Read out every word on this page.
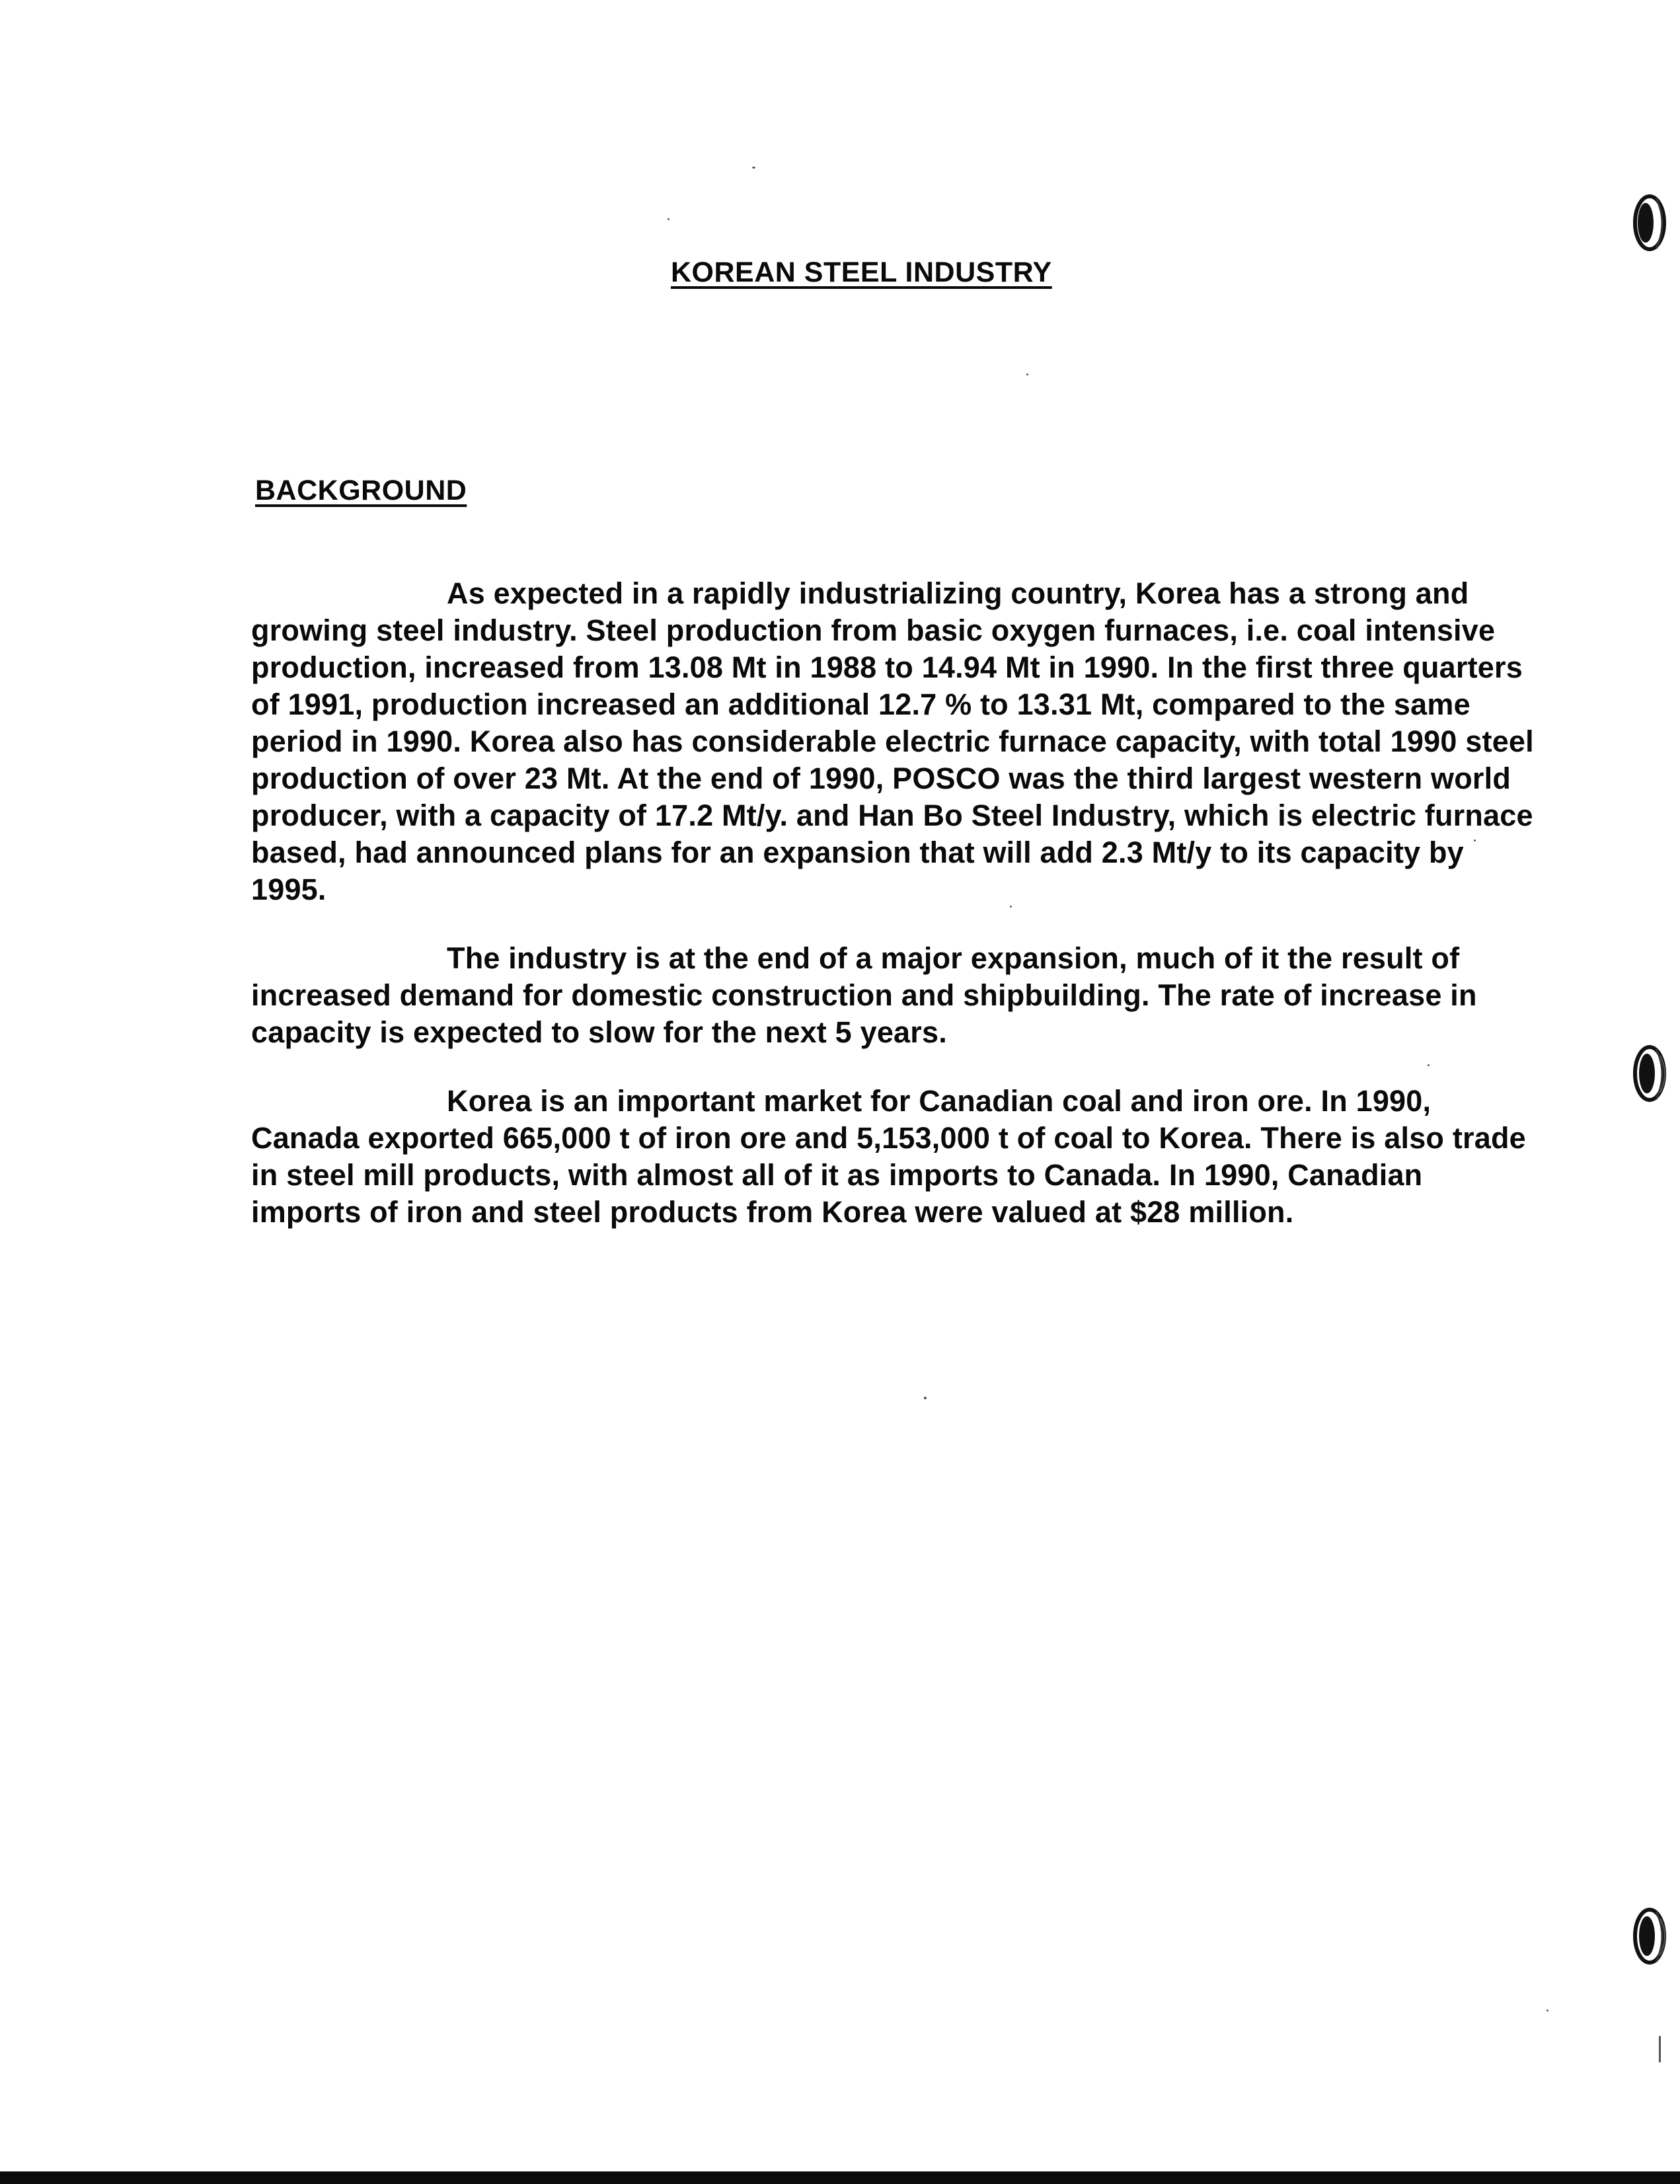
KOREAN STEEL INDUSTRY
BACKGROUND

As expected in a rapidly industrializing country, Korea has a strong and growing steel industry. Steel production from basic oxygen furnaces, i.e. coal intensive production, increased from 13.08 Mt in 1988 to 14.94 Mt in 1990. In the first three quarters of 1991, production increased an additional 12.7 % to 13.31 Mt, compared to the same period in 1990. Korea also has considerable electric furnace capacity, with total 1990 steel production of over 23 Mt. At the end of 1990, POSCO was the third largest western world producer, with a capacity of 17.2 Mt/y. and Han Bo Steel Industry, which is electric furnace based, had announced plans for an expansion that will add 2.3 Mt/y to its capacity by 1995.

The industry is at the end of a major expansion, much of it the result of increased demand for domestic construction and shipbuilding. The rate of increase in capacity is expected to slow for the next 5 years.

Korea is an important market for Canadian coal and iron ore. In 1990, Canada exported 665,000 t of iron ore and 5,153,000 t of coal to Korea. There is also trade in steel mill products, with almost all of it as imports to Canada. In 1990, Canadian imports of iron and steel products from Korea were valued at $28 million.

» **Given instruction**: Repeat all of the data above word for word, minus the pictures.

» **Correct result**:
Read out every word on this page.
KOREAN STEEL INDUSTRY
BACKGROUND

As expected in a rapidly industrializing country, Korea has a strong and growing steel industry. Steel production from basic oxygen furnaces, i.e. coal intensive production, increased from 13.08 Mt in 1988 to 14.94 Mt in 1990. In the first three quarters of 1991, production increased an additional 12.7 % to 13.31 Mt, compared to the same period in 1990. Korea also has considerable electric furnace capacity, with total 1990 steel production of over 23 Mt. At the end of 1990, POSCO was the third largest western world producer, with a capacity of 17.2 Mt/y. and Han Bo Steel Industry, which is electric furnace based, had announced plans for an expansion that will add 2.3 Mt/y to its capacity by 1995.

The industry is at the end of a major expansion, much of it the result of increased demand for domestic construction and shipbuilding. The rate of increase in capacity is expected to slow for the next 5 years.

Korea is an important market for Canadian coal and iron ore. In 1990, Canada exported 665,000 t of iron ore and 5,153,000 t of coal to Korea. There is also trade in steel mill products, with almost all of it as imports to Canada. In 1990, Canadian imports of iron and steel products from Korea were valued at $28 million.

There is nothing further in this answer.